Lines of data
--------------------------------
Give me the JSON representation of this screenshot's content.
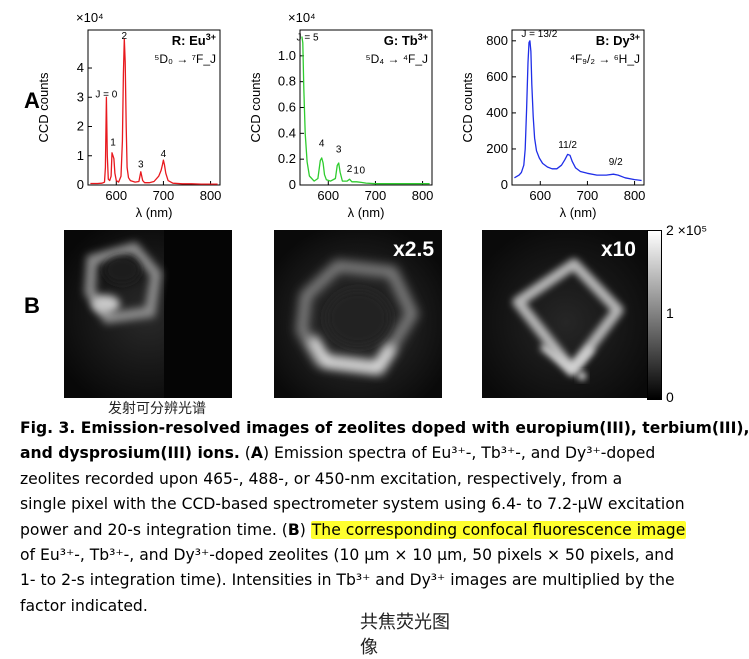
{
  "panel_labels": {
    "a": "A",
    "b": "B"
  },
  "chart_data": [
    {
      "type": "line",
      "panel": "R",
      "title_prefix": "R: ",
      "title_ion": "Eu",
      "title_charge": "3+",
      "transition": "⁵D₀ → ⁷F_J",
      "color": "#e8191e",
      "xlabel": "λ (nm)",
      "ylabel": "CCD counts",
      "y_exponent_label": "×10⁴",
      "xlim": [
        540,
        820
      ],
      "ylim": [
        0,
        5.3
      ],
      "xticks": [
        600,
        700,
        800
      ],
      "yticks": [
        0,
        1,
        2,
        3,
        4
      ],
      "peak_labels": [
        {
          "text": "J = 0",
          "x": 579,
          "y": 3.0
        },
        {
          "text": "1",
          "x": 593,
          "y": 1.35
        },
        {
          "text": "2",
          "x": 617,
          "y": 5.0
        },
        {
          "text": "3",
          "x": 652,
          "y": 0.6
        },
        {
          "text": "4",
          "x": 700,
          "y": 0.95
        }
      ],
      "x": [
        545,
        560,
        570,
        575,
        577,
        579,
        581,
        583,
        586,
        589,
        591,
        593,
        595,
        597,
        600,
        605,
        610,
        613,
        615,
        617,
        619,
        621,
        623,
        626,
        630,
        640,
        648,
        652,
        656,
        660,
        670,
        680,
        690,
        695,
        698,
        700,
        702,
        705,
        710,
        720,
        740,
        760,
        780,
        800,
        815
      ],
      "y": [
        0.05,
        0.05,
        0.06,
        0.1,
        0.6,
        3.0,
        1.0,
        0.2,
        0.15,
        0.3,
        1.1,
        1.0,
        0.9,
        0.4,
        0.15,
        0.1,
        0.3,
        1.5,
        3.8,
        5.0,
        4.2,
        2.0,
        0.6,
        0.25,
        0.15,
        0.1,
        0.12,
        0.45,
        0.15,
        0.08,
        0.08,
        0.12,
        0.3,
        0.5,
        0.7,
        0.85,
        0.7,
        0.4,
        0.15,
        0.06,
        0.04,
        0.04,
        0.03,
        0.03,
        0.03
      ]
    },
    {
      "type": "line",
      "panel": "G",
      "title_prefix": "G: ",
      "title_ion": "Tb",
      "title_charge": "3+",
      "transition": "⁵D₄ → ⁴F_J",
      "color": "#2ecc2e",
      "xlabel": "λ (nm)",
      "ylabel": "CCD counts",
      "y_exponent_label": "×10⁴",
      "xlim": [
        540,
        820
      ],
      "ylim": [
        0,
        1.2
      ],
      "xticks": [
        600,
        700,
        800
      ],
      "yticks": [
        0,
        0.2,
        0.4,
        0.6,
        0.8,
        1.0
      ],
      "ytick_labels": [
        "0",
        "0.2",
        "0.4",
        "0.6",
        "0.8",
        "1.0"
      ],
      "peak_labels": [
        {
          "text": "J = 5",
          "x": 556,
          "y": 1.12
        },
        {
          "text": "4",
          "x": 586,
          "y": 0.3
        },
        {
          "text": "3",
          "x": 622,
          "y": 0.25
        },
        {
          "text": "2",
          "x": 645,
          "y": 0.1
        },
        {
          "text": "1",
          "x": 659,
          "y": 0.09
        },
        {
          "text": "0",
          "x": 672,
          "y": 0.09
        }
      ],
      "x": [
        544,
        546,
        548,
        551,
        555,
        560,
        570,
        578,
        583,
        586,
        589,
        592,
        596,
        605,
        615,
        619,
        622,
        625,
        630,
        640,
        645,
        650,
        660,
        670,
        680,
        700,
        740,
        780,
        815
      ],
      "y": [
        1.15,
        1.1,
        0.75,
        0.4,
        0.18,
        0.07,
        0.03,
        0.05,
        0.19,
        0.21,
        0.17,
        0.08,
        0.04,
        0.03,
        0.05,
        0.15,
        0.17,
        0.1,
        0.03,
        0.03,
        0.045,
        0.025,
        0.025,
        0.02,
        0.015,
        0.01,
        0.01,
        0.01,
        0.01
      ]
    },
    {
      "type": "line",
      "panel": "B",
      "title_prefix": "B: ",
      "title_ion": "Dy",
      "title_charge": "3+",
      "transition": "⁴F₉/₂ → ⁶H_J",
      "color": "#1f2ee8",
      "xlabel": "λ (nm)",
      "ylabel": "CCD counts",
      "xlim": [
        540,
        820
      ],
      "ylim": [
        0,
        860
      ],
      "xticks": [
        600,
        700,
        800
      ],
      "yticks": [
        0,
        200,
        400,
        600,
        800
      ],
      "peak_labels": [
        {
          "text": "J = 13/2",
          "x": 598,
          "y": 820
        },
        {
          "text": "11/2",
          "x": 658,
          "y": 205
        },
        {
          "text": "9/2",
          "x": 760,
          "y": 110
        }
      ],
      "x": [
        545,
        555,
        560,
        565,
        568,
        571,
        574,
        576,
        578,
        580,
        582,
        585,
        588,
        592,
        598,
        605,
        615,
        625,
        635,
        645,
        652,
        658,
        663,
        668,
        675,
        685,
        700,
        720,
        740,
        755,
        765,
        780,
        800,
        815
      ],
      "y": [
        40,
        55,
        70,
        110,
        200,
        420,
        680,
        790,
        800,
        740,
        560,
        380,
        260,
        190,
        150,
        120,
        100,
        90,
        90,
        110,
        140,
        170,
        165,
        130,
        95,
        75,
        65,
        55,
        55,
        60,
        55,
        40,
        30,
        25
      ]
    }
  ],
  "images": [
    {
      "name": "eu-image",
      "multiplier": ""
    },
    {
      "name": "tb-image",
      "multiplier": "x2.5"
    },
    {
      "name": "dy-image",
      "multiplier": "x10"
    }
  ],
  "colorbar": {
    "top_label": "2 ×10⁵",
    "mid_label": "1",
    "bottom_label": "0"
  },
  "annotations": {
    "left_cjk": "发射可分辨光谱",
    "bottom_cjk_1": "共焦荧光图",
    "bottom_cjk_2": "像"
  },
  "caption": {
    "line1_bold": "Fig. 3.  Emission-resolved images of zeolites doped with europium(III), terbium(III),",
    "line2_bold": "and dysprosium(III) ions.",
    "line2_rest_a": " (",
    "line2_bold_A": "A",
    "line2_rest_b": ") Emission spectra of Eu³⁺-, Tb³⁺-, and Dy³⁺-doped",
    "line3": "zeolites recorded upon 465-, 488-, or 450-nm excitation, respectively, from a",
    "line4": "single pixel with the CCD-based spectrometer system using 6.4- to 7.2-μW excitation",
    "line5_a": "power and 20-s integration time. (",
    "line5_bold_B": "B",
    "line5_b": ") ",
    "line5_highlight": "The corresponding confocal fluorescence image",
    "line6": "of Eu³⁺-, Tb³⁺-, and Dy³⁺-doped zeolites (10 μm × 10 μm, 50 pixels × 50 pixels, and",
    "line7": "1- to 2-s integration time). Intensities in Tb³⁺ and Dy³⁺ images are multiplied by the",
    "line8": "factor indicated."
  },
  "colors": {
    "highlight": "#ffff2e",
    "eu": "#e8191e",
    "tb": "#2ecc2e",
    "dy": "#1f2ee8"
  }
}
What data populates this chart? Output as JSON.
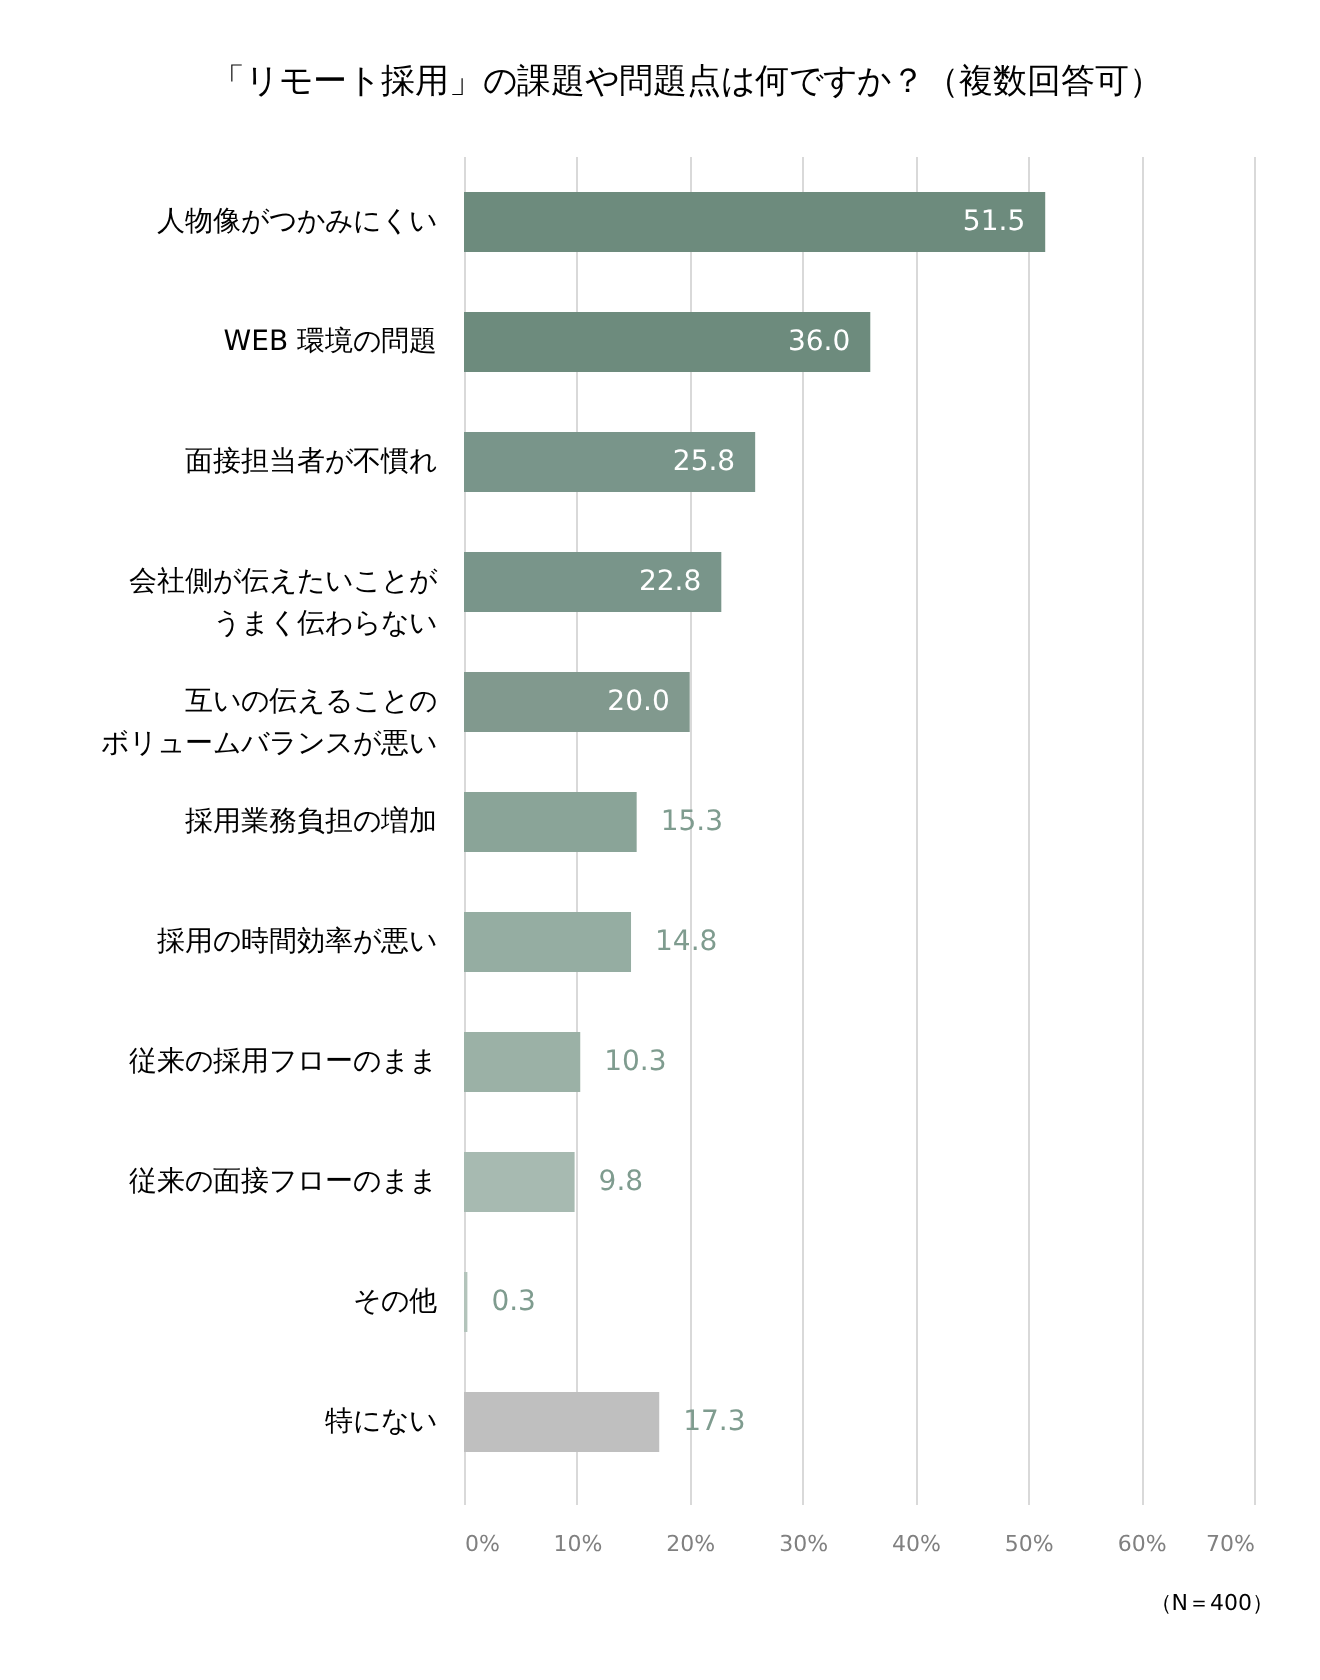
{
  "chart_data": {
    "type": "bar",
    "orientation": "horizontal",
    "title": "「リモート採用」の課題や問題点は何ですか？（複数回答可）",
    "categories": [
      "人物像がつかみにくい",
      "WEB 環境の問題",
      "面接担当者が不慣れ",
      "会社側が伝えたいことがうまく伝わらない",
      "互いの伝えることのボリュームバランスが悪い",
      "採用業務負担の増加",
      "採用の時間効率が悪い",
      "従来の採用フローのまま",
      "従来の面接フローのまま",
      "その他",
      "特にない"
    ],
    "values": [
      51.5,
      36.0,
      25.8,
      22.8,
      20.0,
      15.3,
      14.8,
      10.3,
      9.8,
      0.3,
      17.3
    ],
    "value_labels": [
      "51.5",
      "36.0",
      "25.8",
      "22.8",
      "20.0",
      "15.3",
      "14.8",
      "10.3",
      "9.8",
      "0.3",
      "17.3"
    ],
    "colors": [
      "#6d8b7d",
      "#6d8b7d",
      "#79958a",
      "#79958a",
      "#81998e",
      "#8aa498",
      "#95ada2",
      "#9bb1a6",
      "#a7bab1",
      "#b3c4bb",
      "#bfbfbf"
    ],
    "xlim": [
      0,
      70
    ],
    "xticks": [
      {
        "value": 0,
        "label": "0%"
      },
      {
        "value": 10,
        "label": "10%"
      },
      {
        "value": 20,
        "label": "20%"
      },
      {
        "value": 30,
        "label": "30%"
      },
      {
        "value": 40,
        "label": "40%"
      },
      {
        "value": 50,
        "label": "50%"
      },
      {
        "value": 60,
        "label": "60%"
      },
      {
        "value": 70,
        "label": "70%"
      }
    ],
    "grid": "x",
    "annotations": [
      "（N＝400）"
    ]
  }
}
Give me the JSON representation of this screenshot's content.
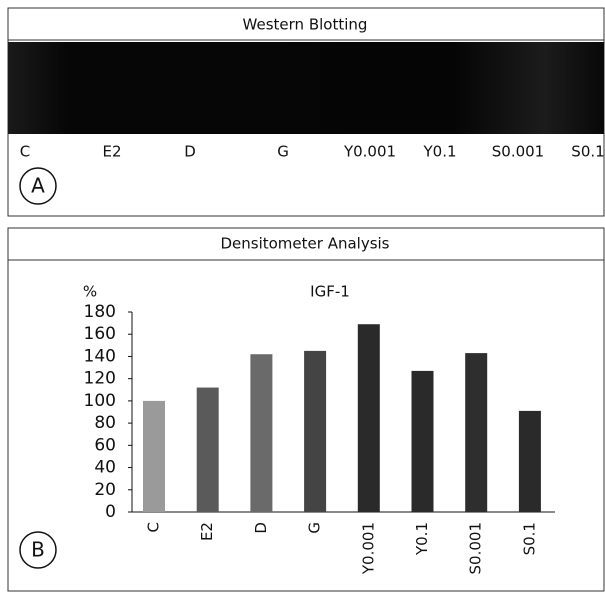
{
  "blot": {
    "title": "Western Blotting",
    "panel_label": "A",
    "lanes": [
      "C",
      "E2",
      "D",
      "G",
      "Y0.001",
      "Y0.1",
      "S0.001",
      "S0.1"
    ]
  },
  "chart_data": {
    "type": "bar",
    "title": "Densitometer Analysis",
    "panel_label": "B",
    "subtitle": "IGF-1",
    "y_label": "%",
    "categories": [
      "C",
      "E2",
      "D",
      "G",
      "Y0.001",
      "Y0.1",
      "S0.001",
      "S0.1"
    ],
    "values": [
      100,
      112,
      142,
      145,
      169,
      127,
      143,
      91
    ],
    "colors": [
      "#9a9a9a",
      "#5a5a5a",
      "#6a6a6a",
      "#444444",
      "#2a2a2a",
      "#2a2a2a",
      "#2e2e2e",
      "#2a2a2a"
    ],
    "ylim": [
      0,
      180
    ],
    "yticks": [
      0,
      20,
      40,
      60,
      80,
      100,
      120,
      140,
      160,
      180
    ],
    "grid": false
  }
}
--------------------------------
(Request): Which lines above contain the word "time"? Copy each of them.

(Complete output):
    "line5_a": "power and 20-s integration time. (",
    "line7": "1- to 2-s integration time). Intensities in Tb³⁺ and Dy³⁺ images are multiplied by the",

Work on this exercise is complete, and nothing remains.